→ **TEXT SEGMENT**:
** Begin **
According to the elementary rules of mathematics and logic, equals are such as to be absolutely commutative: If x = y, then y = x. No serious student of the law, however, will claim for the “equal protection” clause of the Constitution the rigid application of equality in mathematics and in logic. In respect to women, “equality” has had a rancorous history. It has polemic and rhetorical uses as well, uses that do not necessarily contribute to clarity of thought. (Is that still a valued commodity these days?) Women have asserted their equality with men. They have gone so far as riling against such settled rules of convenience as “the masculine form of pronouns shall, unless otherwise indicated, refer to women as well” or the term “man” shall include “woman”. Even “mankind” has become a bad word, because it makes “man” dominant. “Humankind” is the politically correct term. They have not had much success, however, with Pope Benedict XVI in respect to the translation of the Roman Missal. Attempts to “de-genderize” God have been flatly rejected by the German Shepherd of the Catholic Church! (And rightly so, I think; so God will still be invoked as “Father in Heaven” and not “Father or Mother in Heaven”!) There will be little debate though that unreasonable distinctions based on gender should now be consigned to the dust-covered chest of historical curiosities. What are the outermost reaches of this claim, however? Infinite—that is the outright answer of not a few. That the Catholic Church refuses to ordain women, for example, is an execrable violation of equal rights. (In the first place, there is no such thing as the “right” to be ordained!)
Yesterday, CNN announced that the US armed forces hierarchy was looking into the policy that kept women in uniform out of actual combat. The fact is that over a hundred women of the US armed forces have lost their lives in the Afghanistan and Iraq conflicts. I have no problem with that policy at all. I think it is chivalrous; I think it is reasonable. But it does raise the question of equality and challenges its champions to declare the boundaries of their claims. If you claim for women who are in uniform a shield from actual combat engagement— something that men in uniform cannot claim for themselves—then you are drawing a line. It then becomes interesting—but also terribly important—to see just through which terrain that line goes. Women who enlist for the army and take the oath of soldiers place themselves under the same moral and legal obligations as do their men counterparts. But practice, translated into operational policy, exempts them from some risks that men in uniform must face. Will women then be willing to accept an operational policy that excludes them from some rank or the other? Without the gift of prescience, I know the answer: No. Is it not obvious that something is the matter here?
** End **
→ **RAW DATA**:
** Begin **
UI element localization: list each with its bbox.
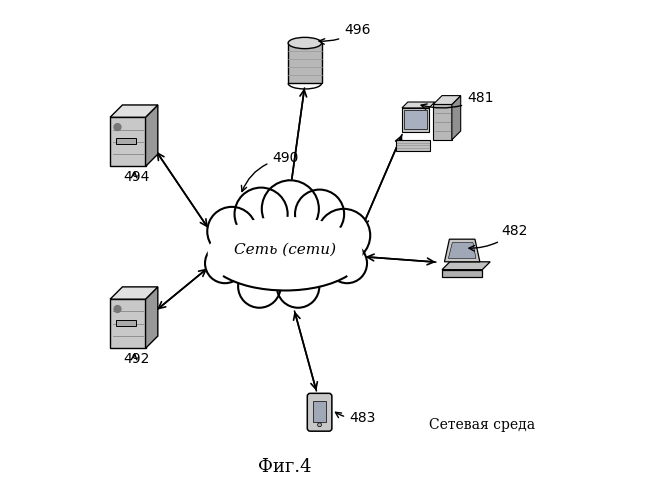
- Polygon shape: [145, 105, 158, 166]
- FancyBboxPatch shape: [116, 138, 136, 144]
- Polygon shape: [110, 287, 158, 299]
- Circle shape: [234, 188, 288, 240]
- Polygon shape: [445, 239, 480, 262]
- Polygon shape: [452, 96, 461, 140]
- Text: 494: 494: [123, 170, 149, 184]
- Circle shape: [277, 266, 319, 308]
- Circle shape: [114, 124, 121, 130]
- Text: Сеть (сети): Сеть (сети): [234, 243, 336, 257]
- Text: 490: 490: [241, 152, 299, 192]
- Circle shape: [205, 244, 245, 283]
- Polygon shape: [442, 270, 482, 276]
- Text: 483: 483: [336, 411, 376, 425]
- Circle shape: [295, 190, 344, 238]
- Circle shape: [114, 306, 121, 312]
- Ellipse shape: [288, 38, 321, 48]
- Text: Фиг.4: Фиг.4: [258, 458, 312, 476]
- Circle shape: [327, 244, 367, 283]
- Circle shape: [317, 209, 370, 262]
- Polygon shape: [145, 287, 158, 348]
- Polygon shape: [433, 96, 461, 104]
- FancyBboxPatch shape: [288, 43, 321, 84]
- Circle shape: [238, 266, 280, 308]
- Ellipse shape: [208, 217, 363, 290]
- Polygon shape: [402, 102, 435, 108]
- Text: 492: 492: [123, 352, 149, 366]
- FancyBboxPatch shape: [307, 394, 332, 431]
- FancyBboxPatch shape: [116, 320, 136, 326]
- Polygon shape: [442, 262, 490, 270]
- FancyBboxPatch shape: [404, 110, 426, 129]
- Text: 481: 481: [421, 92, 494, 110]
- Polygon shape: [110, 117, 145, 166]
- Polygon shape: [396, 140, 430, 150]
- Text: 496: 496: [319, 22, 371, 44]
- Text: 482: 482: [469, 224, 528, 251]
- Circle shape: [207, 207, 256, 256]
- Text: Сетевая среда: Сетевая среда: [429, 418, 535, 432]
- Polygon shape: [110, 105, 158, 117]
- Circle shape: [317, 423, 321, 427]
- Polygon shape: [402, 108, 429, 132]
- Circle shape: [262, 180, 319, 238]
- Polygon shape: [433, 104, 452, 140]
- Polygon shape: [110, 299, 145, 348]
- FancyBboxPatch shape: [313, 401, 326, 422]
- Polygon shape: [448, 242, 476, 258]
** End **
→ **REQUEST 1**:
For the essay on equality, decide whether each statement agrees with it: (a) Over a hundred women of the US armed forces have died in the Afghanistan and Iraq conflicts. (b) Pope Benedict XVI accepted attempts to "de-genderize" God in the translation of the Roman Missal. (c) The writer objects to the policy that keeps women in uniform out of actual combat. Answer yes or no for each and quote the words of the essay that decide it.
→ **REQUEST 2**:
According to the essay on equality, which news network announced that the US armed forces hierarchy was looking into the policy on women in combat?
→ **REQUEST 3**:
Extend the essay on equality, picking up after its final sentence.

→ **OUTPUT 1**:
(a) Yes: "over a hundred women of the US armed forces have lost their lives in the Afghanistan and Iraq conflicts"
(b) No: "Attempts to “de-genderize” God have been flatly rejected by the German Shepherd of the Catholic Church!"
(c) No: "I have no problem with that policy at all."

→ **OUTPUT 2**:
CNN.

→ **OUTPUT 3**:
The legal situation in the Philippines with respect to the treatment of men and women is terribly skewed at the moment. You do not do justice to one sector of Filipinos by working injustice on another. Republic Act No. 9262 is one example. Men who abuse—physically, verbally, emotionally or financially—their spouses, their ex-spouses, their former girlfriends or women with whom they may have one-night-stands—are liable under the law. In fact so protective are the provisions of the law that it is not really putting a woman in danger, for example, that is the crime, but putting her in a situation where she fears, whether the fear be rational or not! In fact, such fundamental civil law doctrines that a breach of a promise to marry is not actionable have not been left untouched by this example of legislation-gone-wild! When breach of a promise to marry inflicts psychological distress on a woman so desperate to be married, some eager prosecutor might just find the legal premise for the prosecution of yet another hapless victim of this lopsidedness. Very few know that one of the absurd provisions of this law is rendering punishable a man’s threat to harm himself—commit suicide— for example, even when he does so in sheer exasperation over a woman’s capriccios or endless nagging. What signal is the law sending—that those who threaten better see to it that they take it all the way to finish, or face the wrath of the law?
That women should be protected against abusive men—who still abound—cannot be debated. For example, the availability of protection orders under this law is only to be commended. But where are the protective provisions for men who are as conceivably victims of abusive and exploitative wives? Why should victimhood be a feminine concept when the fact is that men are ever so often as shabbily and cruelly treated as the women that the laws now endeavor to protect? And when men resort to their own devices—self-help in the language of the law—would they not face the threat of prosecution, once more?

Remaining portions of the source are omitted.